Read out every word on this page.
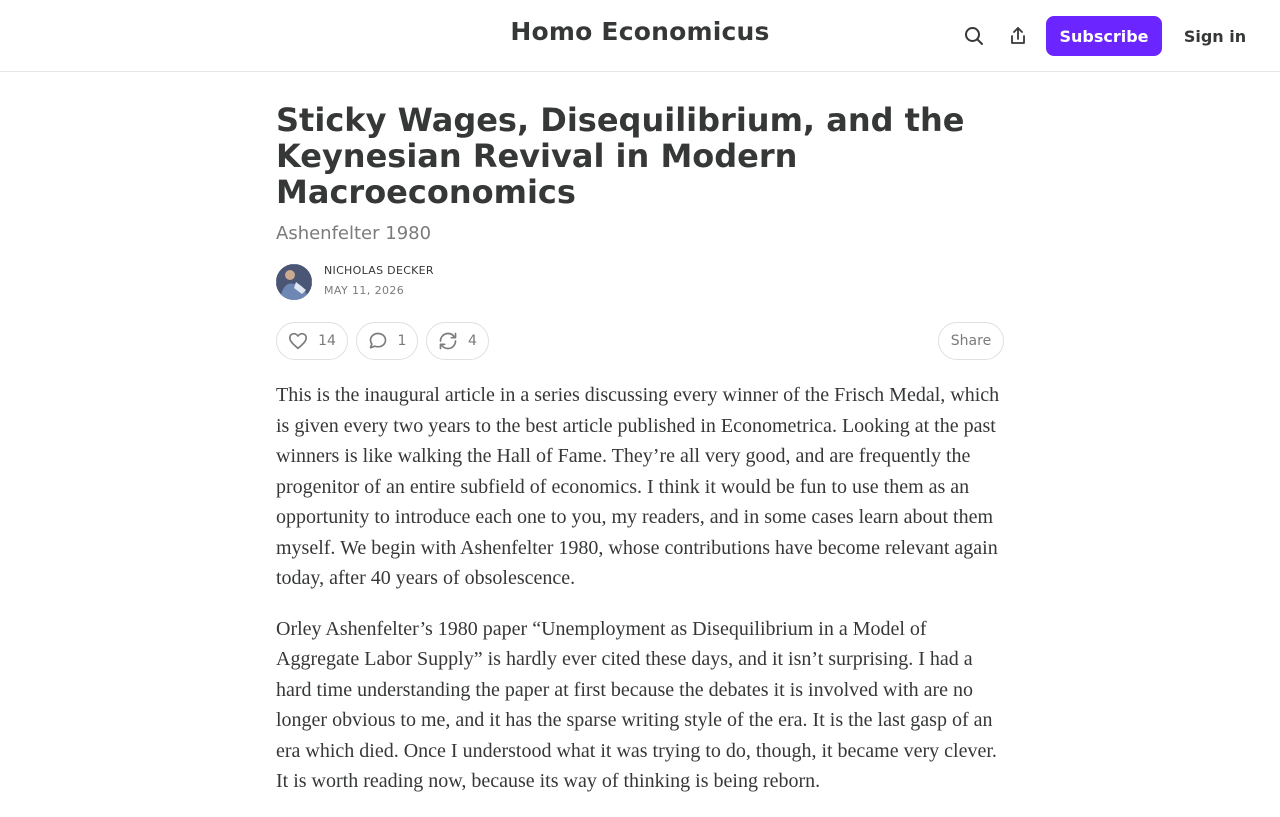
Homo Economicus	Subscribe	Sign in
Sticky Wages, Disequilibrium, and the Keynesian Revival in Modern Macroeconomics
Ashenfelter 1980
NICHOLAS DECKER
MAY 11, 2026
14	1	4	Share

This is the inaugural article in a series discussing every winner of the Frisch Medal, which is given every two years to the best article published in Econometrica. Looking at the past winners is like walking the Hall of Fame. They’re all very good, and are frequently the progenitor of an entire subfield of economics. I think it would be fun to use them as an opportunity to introduce each one to you, my readers, and in some cases learn about them myself. We begin with Ashenfelter 1980, whose contributions have become relevant again today, after 40 years of obsolescence.

Orley Ashenfelter’s 1980 paper “Unemployment as Disequilibrium in a Model of Aggregate Labor Supply” is hardly ever cited these days, and it isn’t surprising. I had a hard time understanding the paper at first because the debates it is involved with are no longer obvious to me, and it has the sparse writing style of the era. It is the last gasp of an era which died. Once I understood what it was trying to do, though, it became very clever. It is worth reading now, because its way of thinking is being reborn.
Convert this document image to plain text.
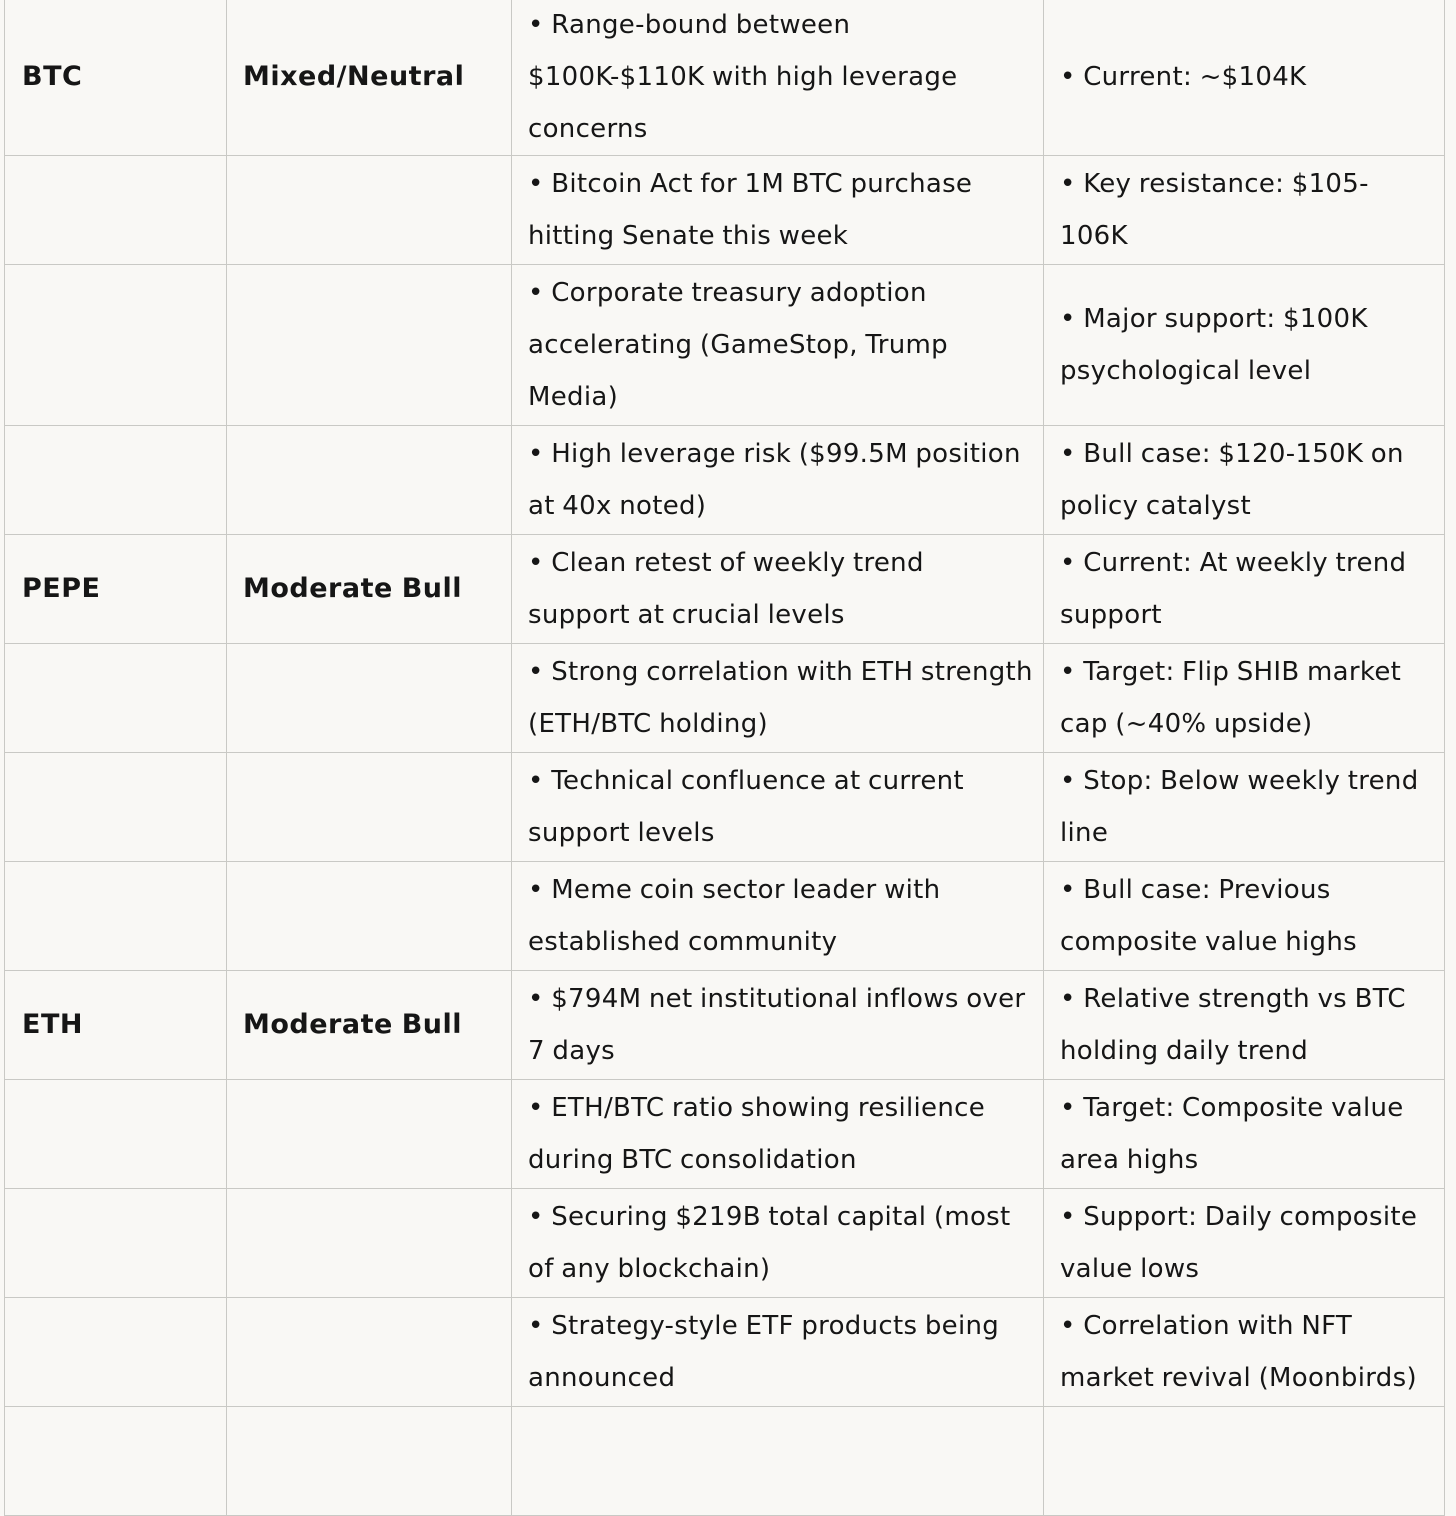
BTC	Mixed/Neutral	• Range-bound between $100K-$110K with high leverage concerns	• Current: ~$104K
		• Bitcoin Act for 1M BTC purchase hitting Senate this week	• Key resistance: $105-106K
		• Corporate treasury adoption accelerating (GameStop, Trump Media)	• Major support: $100K psychological level
		• High leverage risk ($99.5M position at 40x noted)	• Bull case: $120-150K on policy catalyst
PEPE	Moderate Bull	• Clean retest of weekly trend support at crucial levels	• Current: At weekly trend support
		• Strong correlation with ETH strength (ETH/BTC holding)	• Target: Flip SHIB market cap (~40% upside)
		• Technical confluence at current support levels	• Stop: Below weekly trend line
		• Meme coin sector leader with established community	• Bull case: Previous composite value highs
ETH	Moderate Bull	• $794M net institutional inflows over 7 days	• Relative strength vs BTC holding daily trend
		• ETH/BTC ratio showing resilience during BTC consolidation	• Target: Composite value area highs
		• Securing $219B total capital (most of any blockchain)	• Support: Daily composite value lows
		• Strategy-style ETF products being announced	• Correlation with NFT market revival (Moonbirds)
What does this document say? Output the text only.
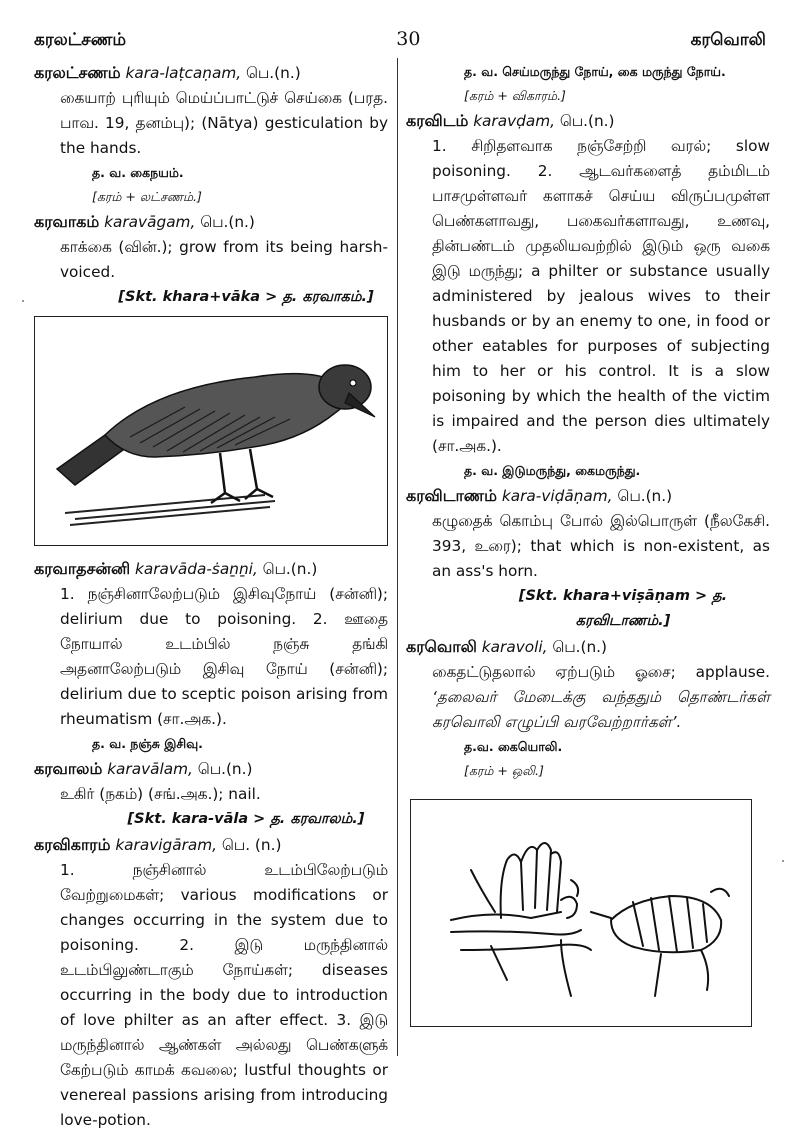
கரலட்சணம்	30	கரவொலி
கரலட்சணம் kara-laṭcaṇam, பெ.(n.)
கையாற் புரியும் மெய்ப்பாட்டுச் செய்கை (பரத. பாவ. 19, தனம்பு); (Nātya) gesticulation by the hands.
த. வ. கைநயம்.
[கரம் + லட்சணம்.]
கரவாகம் karavāgam, பெ.(n.)
காக்கை (வின்.); grow from its being harsh-voiced.
[Skt. khara+vāka > த. கரவாகம்.]
கரவாதசன்னி karavāda-ṡaṉṉi, பெ.(n.)
1. நஞ்சினாலேற்படும் இசிவுநோய் (சன்னி); delirium due to poisoning. 2. ஊதை நோயால் உடம்பில் நஞ்சு தங்கி அதனாலேற்படும் இசிவு நோய் (சன்னி); delirium due to sceptic poison arising from rheumatism (சா.அக.).
த. வ. நஞ்சு இசிவு.
கரவாலம் karavālam, பெ.(n.)
உகிர் (நகம்) (சங்.அக.); nail.
[Skt. kara-vāla > த. கரவாலம்.]
கரவிகாரம் karavigāram, பெ. (n.)
1. நஞ்சினால் உடம்பிலேற்படும் வேற்றுமைகள்; various modifications or changes occurring in the system due to poisoning. 2. இடு மருந்தினால் உடம்பிலுண்டாகும் நோய்கள்; diseases occurring in the body due to introduction of love philter as an after effect. 3. இடு மருந்தினால் ஆண்கள் அல்லது பெண்களுக் கேற்படும் காமக் கவலை; lustful thoughts or venereal passions arising from introducing love-potion.
த. வ. செய்மருந்து நோய், கை மருந்து நோய்.
[கரம் + விகாரம்.]
கரவிடம் karavḍam, பெ.(n.)
1. சிறிதளவாக நஞ்சேற்றி வரல்; slow poisoning. 2. ஆடவர்களைத் தம்மிடம் பாசமுள்ளவர் களாகச் செய்ய விருப்பமுள்ள பெண்களாவது, பகைவர்களாவது, உணவு, தின்பண்டம் முதலியவற்றில் இடும் ஒரு வகை இடு மருந்து; a philter or substance usually administered by jealous wives to their husbands or by an enemy to one, in food or other eatables for purposes of subjecting him to her or his control. It is a slow poisoning by which the health of the victim is impaired and the person dies ultimately (சா.அக.).
த. வ. இடுமருந்து, கைமருந்து.
கரவிடாணம் kara-viḍāṇam, பெ.(n.)
கழுதைக் கொம்பு போல் இல்பொருள் (நீலகேசி. 393, உரை); that which is non-existent, as an ass's horn.
[Skt. khara+viṣāṇam > த. கரவிடாணம்.]
கரவொலி karavoli, பெ.(n.)
கைதட்டுதலால் ஏற்படும் ஓசை; applause. ‘தலைவர் மேடைக்கு வந்ததும் தொண்டர்கள் கரவொலி எழுப்பி வரவேற்றார்கள்’.
த.வ. கையொலி.
[கரம் + ஒலி.]
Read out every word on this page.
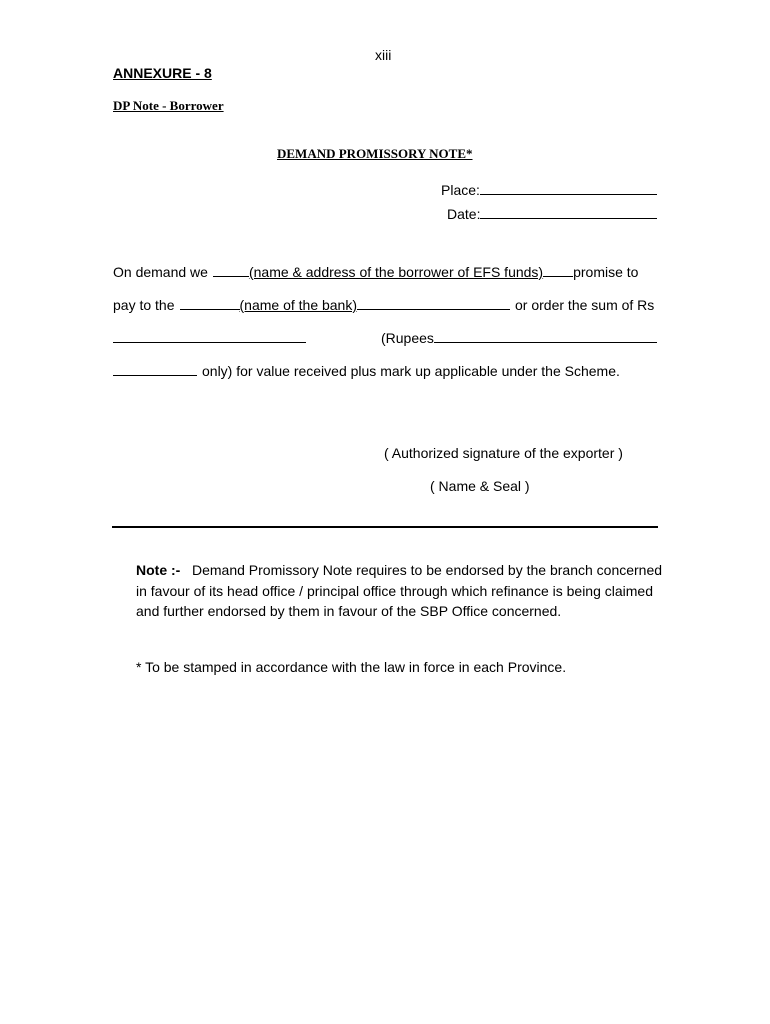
xiii
ANNEXURE - 8
DP Note - Borrower
DEMAND PROMISSORY NOTE*
Place:
Date:
On demand we	(name & address of the borrower of EFS funds) promise to
pay to the	(name of the bank)	or order the sum of Rs
(Rupees
only) for value received plus mark up applicable under the Scheme.
( Authorized signature of the exporter )
( Name & Seal )
Note :- Demand Promissory Note requires to be endorsed by the branch concerned in favour of its head office / principal office through which refinance is being claimed and further endorsed by them in favour of the SBP Office concerned.
* To be stamped in accordance with the law in force in each Province.
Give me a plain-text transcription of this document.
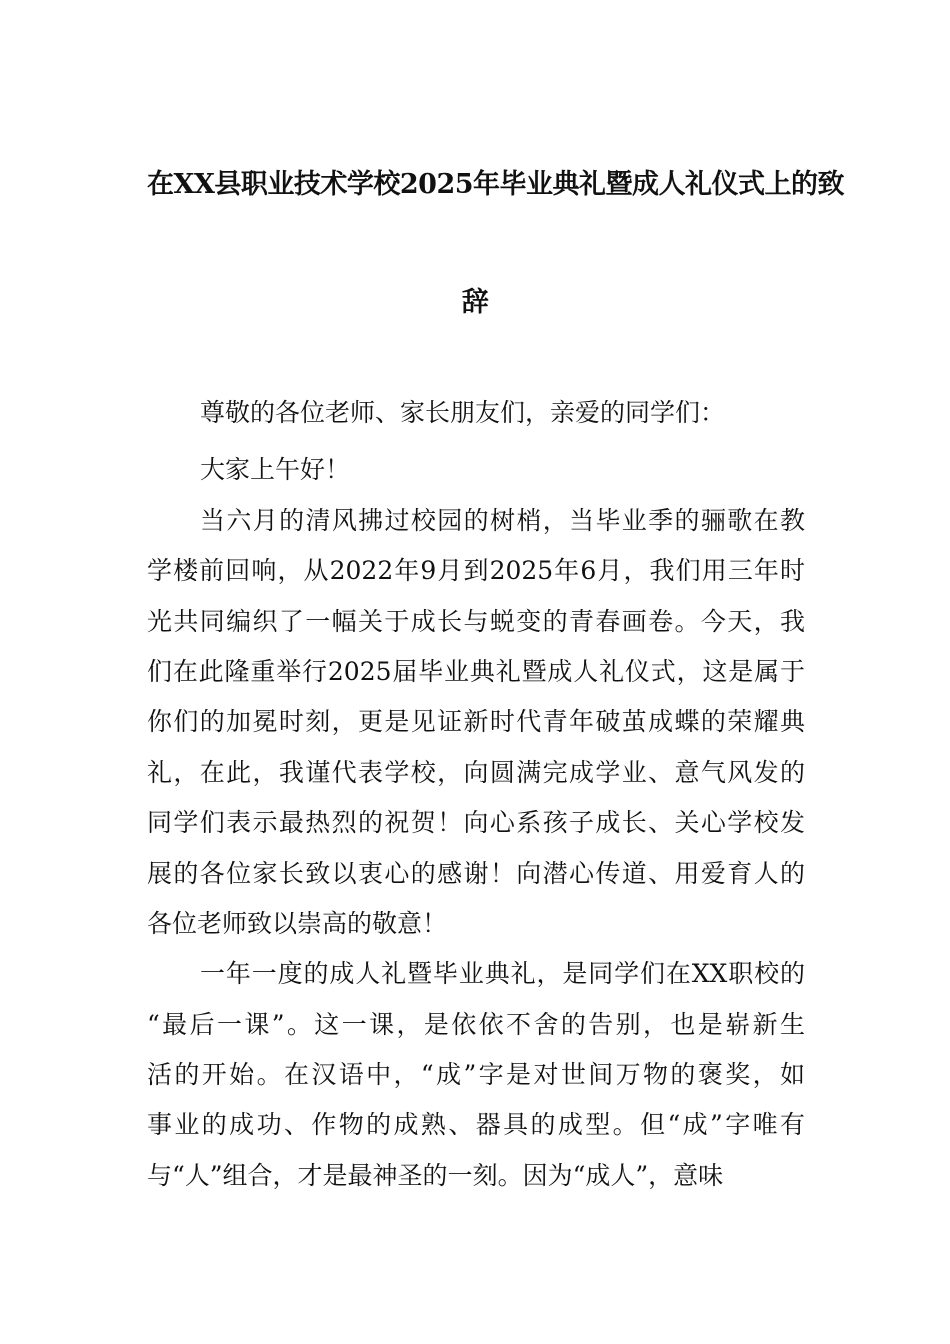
在XX县职业技术学校2025年毕业典礼暨成人礼仪式上的致
辞
尊敬的各位老师、家长朋友们，亲爱的同学们：
大家上午好！
当六月的清风拂过校园的树梢，当毕业季的骊歌在教
学楼前回响，从2022年9月到2025年6月，我们用三年时
光共同编织了一幅关于成长与蜕变的青春画卷。今天，我
们在此隆重举行2025届毕业典礼暨成人礼仪式，这是属于
你们的加冕时刻，更是见证新时代青年破茧成蝶的荣耀典
礼，在此，我谨代表学校，向圆满完成学业、意气风发的
同学们表示最热烈的祝贺！向心系孩子成长、关心学校发
展的各位家长致以衷心的感谢！向潜心传道、用爱育人的
各位老师致以崇高的敬意！
一年一度的成人礼暨毕业典礼，是同学们在XX职校的
“最后一课”。这一课，是依依不舍的告别，也是崭新生
活的开始。在汉语中，“成”字是对世间万物的褒奖，如
事业的成功、作物的成熟、器具的成型。但“成”字唯有
与“人”组合，才是最神圣的一刻。因为“成人”，意味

*-*-*

The required output is the lines from the one containing "Give me a plain-text" through the end of the records above, reproduced exactly, with no pictures.

__WORKED ANSWER__.
Give me a plain-text transcription of this document.
在XX县职业技术学校2025年毕业典礼暨成人礼仪式上的致
辞
尊敬的各位老师、家长朋友们，亲爱的同学们：
大家上午好！
当六月的清风拂过校园的树梢，当毕业季的骊歌在教
学楼前回响，从2022年9月到2025年6月，我们用三年时
光共同编织了一幅关于成长与蜕变的青春画卷。今天，我
们在此隆重举行2025届毕业典礼暨成人礼仪式，这是属于
你们的加冕时刻，更是见证新时代青年破茧成蝶的荣耀典
礼，在此，我谨代表学校，向圆满完成学业、意气风发的
同学们表示最热烈的祝贺！向心系孩子成长、关心学校发
展的各位家长致以衷心的感谢！向潜心传道、用爱育人的
各位老师致以崇高的敬意！
一年一度的成人礼暨毕业典礼，是同学们在XX职校的
“最后一课”。这一课，是依依不舍的告别，也是崭新生
活的开始。在汉语中，“成”字是对世间万物的褒奖，如
事业的成功、作物的成熟、器具的成型。但“成”字唯有
与“人”组合，才是最神圣的一刻。因为“成人”，意味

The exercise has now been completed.